<<<<

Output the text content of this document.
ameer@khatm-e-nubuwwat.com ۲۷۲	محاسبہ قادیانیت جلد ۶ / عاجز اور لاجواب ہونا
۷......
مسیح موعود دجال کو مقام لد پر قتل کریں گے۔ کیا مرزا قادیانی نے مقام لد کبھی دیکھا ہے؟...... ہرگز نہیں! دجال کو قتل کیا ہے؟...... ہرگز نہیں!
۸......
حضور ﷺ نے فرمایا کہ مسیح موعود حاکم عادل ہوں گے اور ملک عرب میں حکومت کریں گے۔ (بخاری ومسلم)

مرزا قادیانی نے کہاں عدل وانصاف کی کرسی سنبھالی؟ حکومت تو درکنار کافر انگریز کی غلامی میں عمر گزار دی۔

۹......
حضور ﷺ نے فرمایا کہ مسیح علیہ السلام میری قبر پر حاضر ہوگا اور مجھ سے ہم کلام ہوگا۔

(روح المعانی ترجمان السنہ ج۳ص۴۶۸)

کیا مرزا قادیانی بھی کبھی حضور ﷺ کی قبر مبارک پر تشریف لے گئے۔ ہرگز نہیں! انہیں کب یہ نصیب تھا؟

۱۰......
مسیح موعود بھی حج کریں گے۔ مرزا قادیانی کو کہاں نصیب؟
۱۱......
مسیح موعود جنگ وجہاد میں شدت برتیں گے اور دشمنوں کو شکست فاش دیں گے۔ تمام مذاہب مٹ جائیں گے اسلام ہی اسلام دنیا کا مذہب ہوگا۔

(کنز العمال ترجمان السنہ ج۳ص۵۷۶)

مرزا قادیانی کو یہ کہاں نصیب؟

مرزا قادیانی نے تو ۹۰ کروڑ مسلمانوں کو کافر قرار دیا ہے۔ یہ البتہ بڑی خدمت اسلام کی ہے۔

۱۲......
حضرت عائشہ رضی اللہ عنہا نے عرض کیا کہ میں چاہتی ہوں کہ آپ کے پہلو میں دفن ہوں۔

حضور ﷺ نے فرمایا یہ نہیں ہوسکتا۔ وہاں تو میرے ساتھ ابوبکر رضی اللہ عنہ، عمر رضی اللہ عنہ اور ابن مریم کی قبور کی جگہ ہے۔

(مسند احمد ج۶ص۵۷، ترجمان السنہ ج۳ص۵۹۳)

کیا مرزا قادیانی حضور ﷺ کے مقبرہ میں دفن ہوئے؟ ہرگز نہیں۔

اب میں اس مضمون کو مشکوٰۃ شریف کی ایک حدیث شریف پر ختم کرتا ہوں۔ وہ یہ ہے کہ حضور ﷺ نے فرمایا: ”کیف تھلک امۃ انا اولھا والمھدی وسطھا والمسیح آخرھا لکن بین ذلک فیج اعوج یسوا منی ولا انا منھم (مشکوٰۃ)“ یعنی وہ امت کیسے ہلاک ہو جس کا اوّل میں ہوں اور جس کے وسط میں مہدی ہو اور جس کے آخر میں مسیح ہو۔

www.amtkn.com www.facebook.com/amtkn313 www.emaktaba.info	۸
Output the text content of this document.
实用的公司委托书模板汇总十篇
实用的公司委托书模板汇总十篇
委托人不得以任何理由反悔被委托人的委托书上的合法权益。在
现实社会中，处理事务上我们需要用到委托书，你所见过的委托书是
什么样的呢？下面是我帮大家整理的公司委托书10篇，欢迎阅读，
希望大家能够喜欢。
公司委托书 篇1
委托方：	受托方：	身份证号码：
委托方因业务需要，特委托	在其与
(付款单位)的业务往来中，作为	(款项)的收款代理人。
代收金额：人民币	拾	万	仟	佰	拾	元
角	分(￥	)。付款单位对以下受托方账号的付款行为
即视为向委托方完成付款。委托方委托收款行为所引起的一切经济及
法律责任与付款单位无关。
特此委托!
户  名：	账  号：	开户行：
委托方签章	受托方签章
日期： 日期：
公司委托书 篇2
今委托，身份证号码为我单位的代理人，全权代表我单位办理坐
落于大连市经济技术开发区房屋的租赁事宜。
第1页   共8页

>>>>

> _The task_: From the records above, extract everything verbatim.

> _Answer to the exercise_:
Output the text content of this document.
ameer@khatm-e-nubuwwat.com ۲۷۲	محاسبہ قادیانیت جلد ۶ / عاجز اور لاجواب ہونا
۷......
مسیح موعود دجال کو مقام لد پر قتل کریں گے۔ کیا مرزا قادیانی نے مقام لد کبھی دیکھا ہے؟...... ہرگز نہیں! دجال کو قتل کیا ہے؟...... ہرگز نہیں!
۸......
حضور ﷺ نے فرمایا کہ مسیح موعود حاکم عادل ہوں گے اور ملک عرب میں حکومت کریں گے۔ (بخاری ومسلم)

مرزا قادیانی نے کہاں عدل وانصاف کی کرسی سنبھالی؟ حکومت تو درکنار کافر انگریز کی غلامی میں عمر گزار دی۔

۹......
حضور ﷺ نے فرمایا کہ مسیح علیہ السلام میری قبر پر حاضر ہوگا اور مجھ سے ہم کلام ہوگا۔

(روح المعانی ترجمان السنہ ج۳ص۴۶۸)

کیا مرزا قادیانی بھی کبھی حضور ﷺ کی قبر مبارک پر تشریف لے گئے۔ ہرگز نہیں! انہیں کب یہ نصیب تھا؟

۱۰......
مسیح موعود بھی حج کریں گے۔ مرزا قادیانی کو کہاں نصیب؟
۱۱......
مسیح موعود جنگ وجہاد میں شدت برتیں گے اور دشمنوں کو شکست فاش دیں گے۔ تمام مذاہب مٹ جائیں گے اسلام ہی اسلام دنیا کا مذہب ہوگا۔

(کنز العمال ترجمان السنہ ج۳ص۵۷۶)

مرزا قادیانی کو یہ کہاں نصیب؟

مرزا قادیانی نے تو ۹۰ کروڑ مسلمانوں کو کافر قرار دیا ہے۔ یہ البتہ بڑی خدمت اسلام کی ہے۔

۱۲......
حضرت عائشہ رضی اللہ عنہا نے عرض کیا کہ میں چاہتی ہوں کہ آپ کے پہلو میں دفن ہوں۔

حضور ﷺ نے فرمایا یہ نہیں ہوسکتا۔ وہاں تو میرے ساتھ ابوبکر رضی اللہ عنہ، عمر رضی اللہ عنہ اور ابن مریم کی قبور کی جگہ ہے۔

(مسند احمد ج۶ص۵۷، ترجمان السنہ ج۳ص۵۹۳)

کیا مرزا قادیانی حضور ﷺ کے مقبرہ میں دفن ہوئے؟ ہرگز نہیں۔

اب میں اس مضمون کو مشکوٰۃ شریف کی ایک حدیث شریف پر ختم کرتا ہوں۔ وہ یہ ہے کہ حضور ﷺ نے فرمایا: ”کیف تھلک امۃ انا اولھا والمھدی وسطھا والمسیح آخرھا لکن بین ذلک فیج اعوج یسوا منی ولا انا منھم (مشکوٰۃ)“ یعنی وہ امت کیسے ہلاک ہو جس کا اوّل میں ہوں اور جس کے وسط میں مہدی ہو اور جس کے آخر میں مسیح ہو۔

www.amtkn.com www.facebook.com/amtkn313 www.emaktaba.info	۸
Output the text content of this document.
实用的公司委托书模板汇总十篇
实用的公司委托书模板汇总十篇
委托人不得以任何理由反悔被委托人的委托书上的合法权益。在
现实社会中，处理事务上我们需要用到委托书，你所见过的委托书是
什么样的呢？下面是我帮大家整理的公司委托书10篇，欢迎阅读，
希望大家能够喜欢。
公司委托书 篇1
委托方：	受托方：	身份证号码：
委托方因业务需要，特委托	在其与
(付款单位)的业务往来中，作为	(款项)的收款代理人。
代收金额：人民币	拾	万	仟	佰	拾	元
角	分(￥	)。付款单位对以下受托方账号的付款行为
即视为向委托方完成付款。委托方委托收款行为所引起的一切经济及
法律责任与付款单位无关。
特此委托!
户  名：	账  号：	开户行：
委托方签章	受托方签章
日期： 日期：
公司委托书 篇2
今委托，身份证号码为我单位的代理人，全权代表我单位办理坐
落于大连市经济技术开发区房屋的租赁事宜。
第1页   共8页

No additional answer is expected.